DIRECTIVE:
From the material below, list every line containing "Quelle".

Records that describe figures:
*-*-*

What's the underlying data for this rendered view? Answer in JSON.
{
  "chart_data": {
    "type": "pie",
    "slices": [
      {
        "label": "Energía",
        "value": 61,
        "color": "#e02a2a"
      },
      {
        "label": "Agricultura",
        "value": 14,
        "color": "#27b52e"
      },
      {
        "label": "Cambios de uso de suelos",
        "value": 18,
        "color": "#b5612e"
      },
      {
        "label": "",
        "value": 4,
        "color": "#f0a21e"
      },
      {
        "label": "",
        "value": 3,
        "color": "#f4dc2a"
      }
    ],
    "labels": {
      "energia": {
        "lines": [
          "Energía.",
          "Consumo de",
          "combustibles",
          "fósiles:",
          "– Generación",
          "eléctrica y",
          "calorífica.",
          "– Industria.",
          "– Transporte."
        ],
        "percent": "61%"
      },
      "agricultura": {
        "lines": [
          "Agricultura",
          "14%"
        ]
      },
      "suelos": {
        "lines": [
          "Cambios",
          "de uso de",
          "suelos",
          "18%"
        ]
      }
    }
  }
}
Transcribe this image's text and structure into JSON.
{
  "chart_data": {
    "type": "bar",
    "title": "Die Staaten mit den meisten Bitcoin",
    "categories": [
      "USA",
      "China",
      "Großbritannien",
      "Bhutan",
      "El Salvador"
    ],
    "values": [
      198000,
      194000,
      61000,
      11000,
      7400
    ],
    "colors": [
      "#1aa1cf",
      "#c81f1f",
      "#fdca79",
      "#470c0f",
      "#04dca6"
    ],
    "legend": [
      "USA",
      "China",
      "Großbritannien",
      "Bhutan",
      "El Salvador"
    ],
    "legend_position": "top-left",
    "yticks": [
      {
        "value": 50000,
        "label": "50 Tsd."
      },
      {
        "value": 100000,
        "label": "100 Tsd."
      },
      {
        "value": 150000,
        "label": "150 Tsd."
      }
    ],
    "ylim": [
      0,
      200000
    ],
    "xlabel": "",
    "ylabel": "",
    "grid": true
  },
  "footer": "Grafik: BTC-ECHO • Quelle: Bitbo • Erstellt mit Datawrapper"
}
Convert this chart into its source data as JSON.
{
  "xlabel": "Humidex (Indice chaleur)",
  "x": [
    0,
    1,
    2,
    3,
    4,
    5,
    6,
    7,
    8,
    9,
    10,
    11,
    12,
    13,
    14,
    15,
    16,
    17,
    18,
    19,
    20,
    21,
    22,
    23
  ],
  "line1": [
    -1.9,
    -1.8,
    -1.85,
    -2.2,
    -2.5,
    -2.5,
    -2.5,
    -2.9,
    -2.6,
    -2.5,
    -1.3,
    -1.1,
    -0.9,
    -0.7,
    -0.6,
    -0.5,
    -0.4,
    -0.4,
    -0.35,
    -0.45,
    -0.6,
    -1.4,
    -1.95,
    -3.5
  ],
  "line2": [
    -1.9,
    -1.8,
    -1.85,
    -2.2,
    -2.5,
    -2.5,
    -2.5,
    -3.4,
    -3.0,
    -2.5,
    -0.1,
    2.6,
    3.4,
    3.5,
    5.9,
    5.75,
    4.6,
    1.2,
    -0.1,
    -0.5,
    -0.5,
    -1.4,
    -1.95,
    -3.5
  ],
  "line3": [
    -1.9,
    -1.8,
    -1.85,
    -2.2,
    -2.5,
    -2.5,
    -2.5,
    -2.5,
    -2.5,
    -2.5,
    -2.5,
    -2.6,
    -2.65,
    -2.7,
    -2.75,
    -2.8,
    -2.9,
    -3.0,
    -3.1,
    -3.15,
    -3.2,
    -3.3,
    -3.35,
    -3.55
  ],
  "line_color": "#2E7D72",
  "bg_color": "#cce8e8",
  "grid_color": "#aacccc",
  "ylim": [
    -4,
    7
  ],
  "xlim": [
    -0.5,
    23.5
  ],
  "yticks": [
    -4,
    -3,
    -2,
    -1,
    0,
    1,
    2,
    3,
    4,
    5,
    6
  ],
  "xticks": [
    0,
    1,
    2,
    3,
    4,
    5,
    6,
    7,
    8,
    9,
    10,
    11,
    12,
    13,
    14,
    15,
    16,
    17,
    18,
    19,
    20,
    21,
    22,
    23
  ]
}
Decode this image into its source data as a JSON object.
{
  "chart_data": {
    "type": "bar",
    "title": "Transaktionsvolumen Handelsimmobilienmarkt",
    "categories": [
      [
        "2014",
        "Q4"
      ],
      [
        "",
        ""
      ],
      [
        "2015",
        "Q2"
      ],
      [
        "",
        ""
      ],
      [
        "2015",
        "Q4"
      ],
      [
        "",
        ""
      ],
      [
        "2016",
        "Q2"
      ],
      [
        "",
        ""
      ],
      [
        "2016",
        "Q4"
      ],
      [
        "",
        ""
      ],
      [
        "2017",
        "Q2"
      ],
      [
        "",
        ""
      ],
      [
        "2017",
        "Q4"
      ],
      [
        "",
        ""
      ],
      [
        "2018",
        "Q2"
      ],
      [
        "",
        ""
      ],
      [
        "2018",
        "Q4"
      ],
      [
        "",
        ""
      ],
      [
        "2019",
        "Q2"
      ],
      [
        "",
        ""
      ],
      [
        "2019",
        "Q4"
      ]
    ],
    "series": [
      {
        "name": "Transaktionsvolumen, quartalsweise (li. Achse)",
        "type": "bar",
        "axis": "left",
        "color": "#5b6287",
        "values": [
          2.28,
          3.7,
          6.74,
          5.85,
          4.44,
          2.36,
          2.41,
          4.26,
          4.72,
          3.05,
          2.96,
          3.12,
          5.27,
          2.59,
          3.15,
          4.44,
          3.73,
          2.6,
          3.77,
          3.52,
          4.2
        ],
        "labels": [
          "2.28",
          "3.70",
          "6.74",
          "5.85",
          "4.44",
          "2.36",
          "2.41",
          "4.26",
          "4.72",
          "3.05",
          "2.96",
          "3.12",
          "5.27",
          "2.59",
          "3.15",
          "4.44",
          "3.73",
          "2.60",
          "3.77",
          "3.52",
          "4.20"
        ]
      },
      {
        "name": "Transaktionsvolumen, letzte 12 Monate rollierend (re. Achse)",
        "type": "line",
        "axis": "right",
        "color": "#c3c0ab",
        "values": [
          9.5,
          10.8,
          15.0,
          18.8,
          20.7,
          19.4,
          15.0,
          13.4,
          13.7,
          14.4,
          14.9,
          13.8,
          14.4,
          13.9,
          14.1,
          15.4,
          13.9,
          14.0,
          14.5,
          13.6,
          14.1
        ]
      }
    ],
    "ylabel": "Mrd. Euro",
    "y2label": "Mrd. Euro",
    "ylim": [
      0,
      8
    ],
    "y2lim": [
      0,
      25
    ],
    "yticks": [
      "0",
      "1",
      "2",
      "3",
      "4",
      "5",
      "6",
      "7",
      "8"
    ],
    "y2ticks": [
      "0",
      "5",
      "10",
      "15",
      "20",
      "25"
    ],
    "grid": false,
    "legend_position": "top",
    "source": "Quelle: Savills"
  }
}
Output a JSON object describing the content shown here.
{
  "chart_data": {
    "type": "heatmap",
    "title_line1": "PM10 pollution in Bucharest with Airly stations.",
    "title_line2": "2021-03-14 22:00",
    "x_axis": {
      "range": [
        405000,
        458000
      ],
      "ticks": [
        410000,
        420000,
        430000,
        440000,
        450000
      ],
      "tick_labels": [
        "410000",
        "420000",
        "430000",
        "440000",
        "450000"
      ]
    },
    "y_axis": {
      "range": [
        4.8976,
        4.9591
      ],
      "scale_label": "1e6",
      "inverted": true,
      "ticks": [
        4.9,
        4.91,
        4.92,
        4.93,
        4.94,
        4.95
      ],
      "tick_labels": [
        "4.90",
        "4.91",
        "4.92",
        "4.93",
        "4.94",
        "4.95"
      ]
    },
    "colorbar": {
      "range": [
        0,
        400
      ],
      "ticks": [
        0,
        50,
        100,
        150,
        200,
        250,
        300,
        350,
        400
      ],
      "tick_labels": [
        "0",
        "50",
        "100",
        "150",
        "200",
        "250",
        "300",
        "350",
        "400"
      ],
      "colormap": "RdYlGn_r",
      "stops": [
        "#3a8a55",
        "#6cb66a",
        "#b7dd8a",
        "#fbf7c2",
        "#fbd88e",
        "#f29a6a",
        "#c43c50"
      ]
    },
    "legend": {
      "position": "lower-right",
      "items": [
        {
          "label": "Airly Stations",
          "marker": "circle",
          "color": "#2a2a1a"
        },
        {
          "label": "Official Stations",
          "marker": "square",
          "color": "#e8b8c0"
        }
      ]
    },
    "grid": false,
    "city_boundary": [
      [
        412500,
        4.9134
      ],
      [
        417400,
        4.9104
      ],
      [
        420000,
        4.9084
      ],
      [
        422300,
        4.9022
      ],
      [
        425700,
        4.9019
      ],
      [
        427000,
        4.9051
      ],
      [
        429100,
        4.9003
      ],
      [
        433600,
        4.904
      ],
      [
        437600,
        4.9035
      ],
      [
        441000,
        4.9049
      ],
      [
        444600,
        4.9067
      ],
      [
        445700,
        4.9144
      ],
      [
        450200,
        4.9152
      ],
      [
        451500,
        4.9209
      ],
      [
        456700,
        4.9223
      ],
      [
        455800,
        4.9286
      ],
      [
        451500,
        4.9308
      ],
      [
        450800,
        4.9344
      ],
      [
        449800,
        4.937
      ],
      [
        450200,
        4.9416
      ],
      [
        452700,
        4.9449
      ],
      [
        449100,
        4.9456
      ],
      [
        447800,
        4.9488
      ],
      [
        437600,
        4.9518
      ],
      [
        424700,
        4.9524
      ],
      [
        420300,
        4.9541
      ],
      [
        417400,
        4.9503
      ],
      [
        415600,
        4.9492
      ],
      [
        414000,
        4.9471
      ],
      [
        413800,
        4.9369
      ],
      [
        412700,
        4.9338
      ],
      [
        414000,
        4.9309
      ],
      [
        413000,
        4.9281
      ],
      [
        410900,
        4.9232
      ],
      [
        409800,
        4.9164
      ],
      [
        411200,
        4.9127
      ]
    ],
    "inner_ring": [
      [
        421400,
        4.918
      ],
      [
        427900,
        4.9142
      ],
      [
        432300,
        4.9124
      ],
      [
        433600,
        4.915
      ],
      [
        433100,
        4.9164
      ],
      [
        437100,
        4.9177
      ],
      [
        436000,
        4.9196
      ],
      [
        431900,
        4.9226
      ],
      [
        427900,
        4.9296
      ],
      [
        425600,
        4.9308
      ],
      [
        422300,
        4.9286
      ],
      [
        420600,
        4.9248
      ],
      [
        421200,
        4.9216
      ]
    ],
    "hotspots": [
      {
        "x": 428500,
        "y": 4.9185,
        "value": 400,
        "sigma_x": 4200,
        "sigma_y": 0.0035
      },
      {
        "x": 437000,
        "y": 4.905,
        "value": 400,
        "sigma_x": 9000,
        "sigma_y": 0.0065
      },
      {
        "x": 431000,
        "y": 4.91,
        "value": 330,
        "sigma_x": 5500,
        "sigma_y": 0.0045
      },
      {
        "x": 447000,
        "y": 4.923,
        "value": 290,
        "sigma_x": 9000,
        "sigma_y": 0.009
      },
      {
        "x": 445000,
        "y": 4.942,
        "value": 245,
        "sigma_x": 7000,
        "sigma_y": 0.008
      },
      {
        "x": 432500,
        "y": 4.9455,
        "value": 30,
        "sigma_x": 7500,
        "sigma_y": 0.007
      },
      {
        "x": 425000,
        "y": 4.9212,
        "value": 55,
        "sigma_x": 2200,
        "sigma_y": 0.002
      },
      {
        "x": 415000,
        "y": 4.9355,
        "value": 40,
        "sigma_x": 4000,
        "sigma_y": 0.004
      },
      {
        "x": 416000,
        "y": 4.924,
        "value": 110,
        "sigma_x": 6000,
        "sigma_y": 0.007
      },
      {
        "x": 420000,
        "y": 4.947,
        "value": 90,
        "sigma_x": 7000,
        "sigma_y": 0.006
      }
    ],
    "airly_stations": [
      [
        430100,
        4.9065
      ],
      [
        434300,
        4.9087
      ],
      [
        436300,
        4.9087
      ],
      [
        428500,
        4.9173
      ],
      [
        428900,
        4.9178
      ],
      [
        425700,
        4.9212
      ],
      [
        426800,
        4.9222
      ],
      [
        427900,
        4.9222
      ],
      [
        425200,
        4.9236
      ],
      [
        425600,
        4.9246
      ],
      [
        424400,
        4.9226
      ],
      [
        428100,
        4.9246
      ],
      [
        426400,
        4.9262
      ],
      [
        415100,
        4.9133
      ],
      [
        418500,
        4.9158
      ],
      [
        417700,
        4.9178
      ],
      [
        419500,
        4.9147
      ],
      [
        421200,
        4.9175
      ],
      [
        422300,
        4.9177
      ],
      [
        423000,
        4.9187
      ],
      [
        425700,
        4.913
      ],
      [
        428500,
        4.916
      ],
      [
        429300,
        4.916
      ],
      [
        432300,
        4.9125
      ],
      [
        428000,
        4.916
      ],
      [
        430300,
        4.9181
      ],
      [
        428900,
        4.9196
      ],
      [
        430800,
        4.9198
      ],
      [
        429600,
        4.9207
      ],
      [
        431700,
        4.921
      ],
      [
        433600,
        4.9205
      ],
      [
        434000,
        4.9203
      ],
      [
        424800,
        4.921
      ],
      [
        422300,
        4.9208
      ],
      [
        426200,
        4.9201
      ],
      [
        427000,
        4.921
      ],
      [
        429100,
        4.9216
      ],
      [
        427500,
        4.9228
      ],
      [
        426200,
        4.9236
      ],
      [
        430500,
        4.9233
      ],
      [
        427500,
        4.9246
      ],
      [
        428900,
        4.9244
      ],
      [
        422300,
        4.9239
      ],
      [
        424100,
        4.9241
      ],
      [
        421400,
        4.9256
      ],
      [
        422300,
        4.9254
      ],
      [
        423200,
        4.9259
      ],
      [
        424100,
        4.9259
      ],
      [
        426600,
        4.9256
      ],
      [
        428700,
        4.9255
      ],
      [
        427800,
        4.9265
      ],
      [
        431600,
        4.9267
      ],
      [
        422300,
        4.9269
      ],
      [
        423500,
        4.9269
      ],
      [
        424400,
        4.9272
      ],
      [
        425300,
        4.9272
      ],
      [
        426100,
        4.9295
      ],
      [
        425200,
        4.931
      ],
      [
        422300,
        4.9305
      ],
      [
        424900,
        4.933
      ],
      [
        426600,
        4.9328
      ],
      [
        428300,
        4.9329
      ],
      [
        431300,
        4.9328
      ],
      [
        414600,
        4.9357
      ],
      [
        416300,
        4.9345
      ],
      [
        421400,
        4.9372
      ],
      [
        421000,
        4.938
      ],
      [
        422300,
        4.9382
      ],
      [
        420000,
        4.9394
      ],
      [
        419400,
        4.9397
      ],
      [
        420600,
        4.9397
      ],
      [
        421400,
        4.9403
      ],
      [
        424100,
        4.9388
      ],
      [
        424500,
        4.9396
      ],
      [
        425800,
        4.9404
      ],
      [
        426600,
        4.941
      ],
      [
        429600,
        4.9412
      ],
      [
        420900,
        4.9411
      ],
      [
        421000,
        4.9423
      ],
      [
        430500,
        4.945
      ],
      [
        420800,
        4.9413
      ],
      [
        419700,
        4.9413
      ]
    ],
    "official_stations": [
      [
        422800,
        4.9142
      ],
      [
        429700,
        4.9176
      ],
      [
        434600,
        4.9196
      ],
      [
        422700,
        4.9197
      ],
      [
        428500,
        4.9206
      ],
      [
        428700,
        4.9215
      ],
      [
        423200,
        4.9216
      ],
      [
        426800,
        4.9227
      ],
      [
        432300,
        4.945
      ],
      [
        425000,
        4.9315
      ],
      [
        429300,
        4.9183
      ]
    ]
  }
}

*-*-*

SOLUTION BELOW:
  "footer": "Grafik: BTC-ECHO • Quelle: Bitbo • Erstellt mit Datawrapper"
    "source": "Quelle: Savills"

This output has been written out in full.